**Exercise brief**
Extract the complete listing and repeat it word for word.
------ Records supplied
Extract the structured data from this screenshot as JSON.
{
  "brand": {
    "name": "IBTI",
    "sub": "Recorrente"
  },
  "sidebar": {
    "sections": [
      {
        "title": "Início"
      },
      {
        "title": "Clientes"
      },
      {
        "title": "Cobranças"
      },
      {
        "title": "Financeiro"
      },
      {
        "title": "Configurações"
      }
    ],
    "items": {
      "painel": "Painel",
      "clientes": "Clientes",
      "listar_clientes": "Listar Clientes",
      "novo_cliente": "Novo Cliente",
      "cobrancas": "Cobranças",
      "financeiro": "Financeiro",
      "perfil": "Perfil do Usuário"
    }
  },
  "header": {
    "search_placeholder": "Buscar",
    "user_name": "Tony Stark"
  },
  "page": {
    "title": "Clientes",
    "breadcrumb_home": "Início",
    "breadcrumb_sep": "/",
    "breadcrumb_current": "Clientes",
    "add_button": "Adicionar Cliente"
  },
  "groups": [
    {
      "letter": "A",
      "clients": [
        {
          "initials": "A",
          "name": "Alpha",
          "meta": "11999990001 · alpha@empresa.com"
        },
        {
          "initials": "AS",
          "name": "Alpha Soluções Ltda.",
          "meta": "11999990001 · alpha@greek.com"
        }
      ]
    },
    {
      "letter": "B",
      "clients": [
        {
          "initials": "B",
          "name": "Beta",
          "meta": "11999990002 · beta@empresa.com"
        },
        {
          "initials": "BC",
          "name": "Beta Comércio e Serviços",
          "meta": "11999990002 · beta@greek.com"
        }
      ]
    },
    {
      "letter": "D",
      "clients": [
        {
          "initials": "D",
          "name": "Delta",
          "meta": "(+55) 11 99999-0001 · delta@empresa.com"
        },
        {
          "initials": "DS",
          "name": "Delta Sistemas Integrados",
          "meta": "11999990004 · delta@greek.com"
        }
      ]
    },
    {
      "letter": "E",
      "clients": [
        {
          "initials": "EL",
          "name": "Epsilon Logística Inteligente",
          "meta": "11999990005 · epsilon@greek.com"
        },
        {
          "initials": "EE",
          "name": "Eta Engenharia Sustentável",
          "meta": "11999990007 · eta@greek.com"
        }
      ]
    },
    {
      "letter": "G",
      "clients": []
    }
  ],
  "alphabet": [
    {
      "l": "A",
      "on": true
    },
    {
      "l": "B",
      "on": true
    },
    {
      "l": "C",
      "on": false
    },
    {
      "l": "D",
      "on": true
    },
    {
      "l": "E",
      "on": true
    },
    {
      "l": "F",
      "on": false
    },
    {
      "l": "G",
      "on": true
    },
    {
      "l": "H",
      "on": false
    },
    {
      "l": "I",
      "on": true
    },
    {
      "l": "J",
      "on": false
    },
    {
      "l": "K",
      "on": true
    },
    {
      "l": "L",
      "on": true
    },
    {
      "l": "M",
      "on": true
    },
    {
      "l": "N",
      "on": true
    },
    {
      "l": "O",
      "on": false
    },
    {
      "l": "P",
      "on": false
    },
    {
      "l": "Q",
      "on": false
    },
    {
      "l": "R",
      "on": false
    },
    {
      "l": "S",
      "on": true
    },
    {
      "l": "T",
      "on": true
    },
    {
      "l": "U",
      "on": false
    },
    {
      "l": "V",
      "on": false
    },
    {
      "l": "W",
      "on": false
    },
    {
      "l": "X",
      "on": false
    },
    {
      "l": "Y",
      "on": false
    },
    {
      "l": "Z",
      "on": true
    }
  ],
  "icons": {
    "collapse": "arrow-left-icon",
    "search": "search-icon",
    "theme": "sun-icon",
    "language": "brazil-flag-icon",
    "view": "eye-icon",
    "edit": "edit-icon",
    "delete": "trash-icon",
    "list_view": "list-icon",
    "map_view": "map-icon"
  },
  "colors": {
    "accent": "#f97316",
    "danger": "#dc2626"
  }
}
------------
**Solved problem**
Extract the structured data from this screenshot as JSON.
{
  "brand": {
    "name": "IBTI",
    "sub": "Recorrente"
  },
  "sidebar": {
    "sections": [
      {
        "title": "Início"
      },
      {
        "title": "Clientes"
      },
      {
        "title": "Cobranças"
      },
      {
        "title": "Financeiro"
      },
      {
        "title": "Configurações"
      }
    ],
    "items": {
      "painel": "Painel",
      "clientes": "Clientes",
      "listar_clientes": "Listar Clientes",
      "novo_cliente": "Novo Cliente",
      "cobrancas": "Cobranças",
      "financeiro": "Financeiro",
      "perfil": "Perfil do Usuário"
    }
  },
  "header": {
    "search_placeholder": "Buscar",
    "user_name": "Tony Stark"
  },
  "page": {
    "title": "Clientes",
    "breadcrumb_home": "Início",
    "breadcrumb_sep": "/",
    "breadcrumb_current": "Clientes",
    "add_button": "Adicionar Cliente"
  },
  "groups": [
    {
      "letter": "A",
      "clients": [
        {
          "initials": "A",
          "name": "Alpha",
          "meta": "11999990001 · alpha@empresa.com"
        },
        {
          "initials": "AS",
          "name": "Alpha Soluções Ltda.",
          "meta": "11999990001 · alpha@greek.com"
        }
      ]
    },
    {
      "letter": "B",
      "clients": [
        {
          "initials": "B",
          "name": "Beta",
          "meta": "11999990002 · beta@empresa.com"
        },
        {
          "initials": "BC",
          "name": "Beta Comércio e Serviços",
          "meta": "11999990002 · beta@greek.com"
        }
      ]
    },
    {
      "letter": "D",
      "clients": [
        {
          "initials": "D",
          "name": "Delta",
          "meta": "(+55) 11 99999-0001 · delta@empresa.com"
        },
        {
          "initials": "DS",
          "name": "Delta Sistemas Integrados",
          "meta": "11999990004 · delta@greek.com"
        }
      ]
    },
    {
      "letter": "E",
      "clients": [
        {
          "initials": "EL",
          "name": "Epsilon Logística Inteligente",
          "meta": "11999990005 · epsilon@greek.com"
        },
        {
          "initials": "EE",
          "name": "Eta Engenharia Sustentável",
          "meta": "11999990007 · eta@greek.com"
        }
      ]
    },
    {
      "letter": "G",
      "clients": []
    }
  ],
  "alphabet": [
    {
      "l": "A",
      "on": true
    },
    {
      "l": "B",
      "on": true
    },
    {
      "l": "C",
      "on": false
    },
    {
      "l": "D",
      "on": true
    },
    {
      "l": "E",
      "on": true
    },
    {
      "l": "F",
      "on": false
    },
    {
      "l": "G",
      "on": true
    },
    {
      "l": "H",
      "on": false
    },
    {
      "l": "I",
      "on": true
    },
    {
      "l": "J",
      "on": false
    },
    {
      "l": "K",
      "on": true
    },
    {
      "l": "L",
      "on": true
    },
    {
      "l": "M",
      "on": true
    },
    {
      "l": "N",
      "on": true
    },
    {
      "l": "O",
      "on": false
    },
    {
      "l": "P",
      "on": false
    },
    {
      "l": "Q",
      "on": false
    },
    {
      "l": "R",
      "on": false
    },
    {
      "l": "S",
      "on": true
    },
    {
      "l": "T",
      "on": true
    },
    {
      "l": "U",
      "on": false
    },
    {
      "l": "V",
      "on": false
    },
    {
      "l": "W",
      "on": false
    },
    {
      "l": "X",
      "on": false
    },
    {
      "l": "Y",
      "on": false
    },
    {
      "l": "Z",
      "on": true
    }
  ],
  "icons": {
    "collapse": "arrow-left-icon",
    "search": "search-icon",
    "theme": "sun-icon",
    "language": "brazil-flag-icon",
    "view": "eye-icon",
    "edit": "edit-icon",
    "delete": "trash-icon",
    "list_view": "list-icon",
    "map_view": "map-icon"
  },
  "colors": {
    "accent": "#f97316",
    "danger": "#dc2626"
  }
}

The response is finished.